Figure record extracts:
************

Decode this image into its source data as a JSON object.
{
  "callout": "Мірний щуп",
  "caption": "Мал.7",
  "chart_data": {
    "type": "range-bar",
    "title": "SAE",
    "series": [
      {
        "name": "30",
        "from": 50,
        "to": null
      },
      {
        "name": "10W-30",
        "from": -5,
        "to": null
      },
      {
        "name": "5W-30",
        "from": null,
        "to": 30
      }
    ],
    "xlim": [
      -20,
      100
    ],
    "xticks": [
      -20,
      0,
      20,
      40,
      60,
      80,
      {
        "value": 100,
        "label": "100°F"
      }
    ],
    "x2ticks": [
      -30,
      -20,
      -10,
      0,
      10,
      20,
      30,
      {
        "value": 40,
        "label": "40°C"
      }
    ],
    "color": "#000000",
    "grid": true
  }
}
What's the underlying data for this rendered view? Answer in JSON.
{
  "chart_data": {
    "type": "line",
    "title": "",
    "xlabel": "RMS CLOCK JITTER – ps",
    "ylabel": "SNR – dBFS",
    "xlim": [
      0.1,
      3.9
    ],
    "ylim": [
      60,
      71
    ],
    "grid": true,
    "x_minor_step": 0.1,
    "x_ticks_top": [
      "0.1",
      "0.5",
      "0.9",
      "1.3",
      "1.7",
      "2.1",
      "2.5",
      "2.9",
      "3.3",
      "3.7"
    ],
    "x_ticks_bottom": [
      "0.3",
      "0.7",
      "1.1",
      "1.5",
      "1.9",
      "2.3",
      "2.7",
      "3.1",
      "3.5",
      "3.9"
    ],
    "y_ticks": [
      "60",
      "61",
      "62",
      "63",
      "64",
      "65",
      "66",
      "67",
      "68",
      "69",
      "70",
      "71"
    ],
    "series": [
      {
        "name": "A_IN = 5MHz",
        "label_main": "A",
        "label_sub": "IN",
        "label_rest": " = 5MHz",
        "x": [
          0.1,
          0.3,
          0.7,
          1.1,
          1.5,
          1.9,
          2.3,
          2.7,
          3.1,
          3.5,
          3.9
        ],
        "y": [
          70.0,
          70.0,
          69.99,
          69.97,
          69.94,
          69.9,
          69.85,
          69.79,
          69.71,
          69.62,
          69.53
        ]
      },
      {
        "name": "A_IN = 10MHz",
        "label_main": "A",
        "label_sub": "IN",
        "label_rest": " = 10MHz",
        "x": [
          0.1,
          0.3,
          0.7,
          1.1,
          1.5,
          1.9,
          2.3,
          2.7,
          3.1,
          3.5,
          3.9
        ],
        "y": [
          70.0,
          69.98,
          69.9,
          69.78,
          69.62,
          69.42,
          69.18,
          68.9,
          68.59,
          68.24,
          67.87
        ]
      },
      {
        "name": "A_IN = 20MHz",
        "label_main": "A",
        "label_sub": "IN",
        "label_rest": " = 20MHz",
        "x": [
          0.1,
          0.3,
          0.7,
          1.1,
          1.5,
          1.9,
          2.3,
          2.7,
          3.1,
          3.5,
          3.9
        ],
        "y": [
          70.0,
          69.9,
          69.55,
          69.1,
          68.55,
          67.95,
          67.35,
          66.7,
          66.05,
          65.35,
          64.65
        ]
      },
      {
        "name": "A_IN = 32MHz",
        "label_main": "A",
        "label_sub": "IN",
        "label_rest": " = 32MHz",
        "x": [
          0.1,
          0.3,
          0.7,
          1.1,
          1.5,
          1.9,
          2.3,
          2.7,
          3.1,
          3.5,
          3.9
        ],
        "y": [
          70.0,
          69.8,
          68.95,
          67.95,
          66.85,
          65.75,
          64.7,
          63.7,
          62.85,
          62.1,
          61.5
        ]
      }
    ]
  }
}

************

### WHAT THE EXERCISE ASKS
Set down all of the entries exactly, please.

### EXPECTED OUTPUT
Decode this image into its source data as a JSON object.
{
  "callout": "Мірний щуп",
  "caption": "Мал.7",
  "chart_data": {
    "type": "range-bar",
    "title": "SAE",
    "series": [
      {
        "name": "30",
        "from": 50,
        "to": null
      },
      {
        "name": "10W-30",
        "from": -5,
        "to": null
      },
      {
        "name": "5W-30",
        "from": null,
        "to": 30
      }
    ],
    "xlim": [
      -20,
      100
    ],
    "xticks": [
      -20,
      0,
      20,
      40,
      60,
      80,
      {
        "value": 100,
        "label": "100°F"
      }
    ],
    "x2ticks": [
      -30,
      -20,
      -10,
      0,
      10,
      20,
      30,
      {
        "value": 40,
        "label": "40°C"
      }
    ],
    "color": "#000000",
    "grid": true
  }
}
What's the underlying data for this rendered view? Answer in JSON.
{
  "chart_data": {
    "type": "line",
    "title": "",
    "xlabel": "RMS CLOCK JITTER – ps",
    "ylabel": "SNR – dBFS",
    "xlim": [
      0.1,
      3.9
    ],
    "ylim": [
      60,
      71
    ],
    "grid": true,
    "x_minor_step": 0.1,
    "x_ticks_top": [
      "0.1",
      "0.5",
      "0.9",
      "1.3",
      "1.7",
      "2.1",
      "2.5",
      "2.9",
      "3.3",
      "3.7"
    ],
    "x_ticks_bottom": [
      "0.3",
      "0.7",
      "1.1",
      "1.5",
      "1.9",
      "2.3",
      "2.7",
      "3.1",
      "3.5",
      "3.9"
    ],
    "y_ticks": [
      "60",
      "61",
      "62",
      "63",
      "64",
      "65",
      "66",
      "67",
      "68",
      "69",
      "70",
      "71"
    ],
    "series": [
      {
        "name": "A_IN = 5MHz",
        "label_main": "A",
        "label_sub": "IN",
        "label_rest": " = 5MHz",
        "x": [
          0.1,
          0.3,
          0.7,
          1.1,
          1.5,
          1.9,
          2.3,
          2.7,
          3.1,
          3.5,
          3.9
        ],
        "y": [
          70.0,
          70.0,
          69.99,
          69.97,
          69.94,
          69.9,
          69.85,
          69.79,
          69.71,
          69.62,
          69.53
        ]
      },
      {
        "name": "A_IN = 10MHz",
        "label_main": "A",
        "label_sub": "IN",
        "label_rest": " = 10MHz",
        "x": [
          0.1,
          0.3,
          0.7,
          1.1,
          1.5,
          1.9,
          2.3,
          2.7,
          3.1,
          3.5,
          3.9
        ],
        "y": [
          70.0,
          69.98,
          69.9,
          69.78,
          69.62,
          69.42,
          69.18,
          68.9,
          68.59,
          68.24,
          67.87
        ]
      },
      {
        "name": "A_IN = 20MHz",
        "label_main": "A",
        "label_sub": "IN",
        "label_rest": " = 20MHz",
        "x": [
          0.1,
          0.3,
          0.7,
          1.1,
          1.5,
          1.9,
          2.3,
          2.7,
          3.1,
          3.5,
          3.9
        ],
        "y": [
          70.0,
          69.9,
          69.55,
          69.1,
          68.55,
          67.95,
          67.35,
          66.7,
          66.05,
          65.35,
          64.65
        ]
      },
      {
        "name": "A_IN = 32MHz",
        "label_main": "A",
        "label_sub": "IN",
        "label_rest": " = 32MHz",
        "x": [
          0.1,
          0.3,
          0.7,
          1.1,
          1.5,
          1.9,
          2.3,
          2.7,
          3.1,
          3.5,
          3.9
        ],
        "y": [
          70.0,
          69.8,
          68.95,
          67.95,
          66.85,
          65.75,
          64.7,
          63.7,
          62.85,
          62.1,
          61.5
        ]
      }
    ]
  }
}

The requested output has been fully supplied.